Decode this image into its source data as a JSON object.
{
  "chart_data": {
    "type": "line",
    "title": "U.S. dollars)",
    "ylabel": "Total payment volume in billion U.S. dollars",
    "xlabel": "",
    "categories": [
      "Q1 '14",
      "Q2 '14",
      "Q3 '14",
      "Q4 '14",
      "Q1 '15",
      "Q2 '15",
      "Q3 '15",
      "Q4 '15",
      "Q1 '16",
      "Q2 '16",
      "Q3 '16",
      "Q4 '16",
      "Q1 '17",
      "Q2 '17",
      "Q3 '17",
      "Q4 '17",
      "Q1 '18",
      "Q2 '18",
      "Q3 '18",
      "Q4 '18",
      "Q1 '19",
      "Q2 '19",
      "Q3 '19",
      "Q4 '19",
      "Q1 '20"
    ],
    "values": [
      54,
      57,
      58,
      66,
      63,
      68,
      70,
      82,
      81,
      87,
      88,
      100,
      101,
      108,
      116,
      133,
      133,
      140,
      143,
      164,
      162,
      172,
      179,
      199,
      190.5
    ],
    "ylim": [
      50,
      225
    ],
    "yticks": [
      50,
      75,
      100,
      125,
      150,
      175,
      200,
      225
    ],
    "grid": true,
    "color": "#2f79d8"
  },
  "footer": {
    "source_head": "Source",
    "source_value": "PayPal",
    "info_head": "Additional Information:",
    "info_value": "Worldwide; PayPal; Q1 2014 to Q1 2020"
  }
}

* * * * * * * * *

Challenge.
From the listing above, copy every line that includes the word "dollars".

The output.
    "title": "U.S. dollars)",
    "ylabel": "Total payment volume in billion U.S. dollars",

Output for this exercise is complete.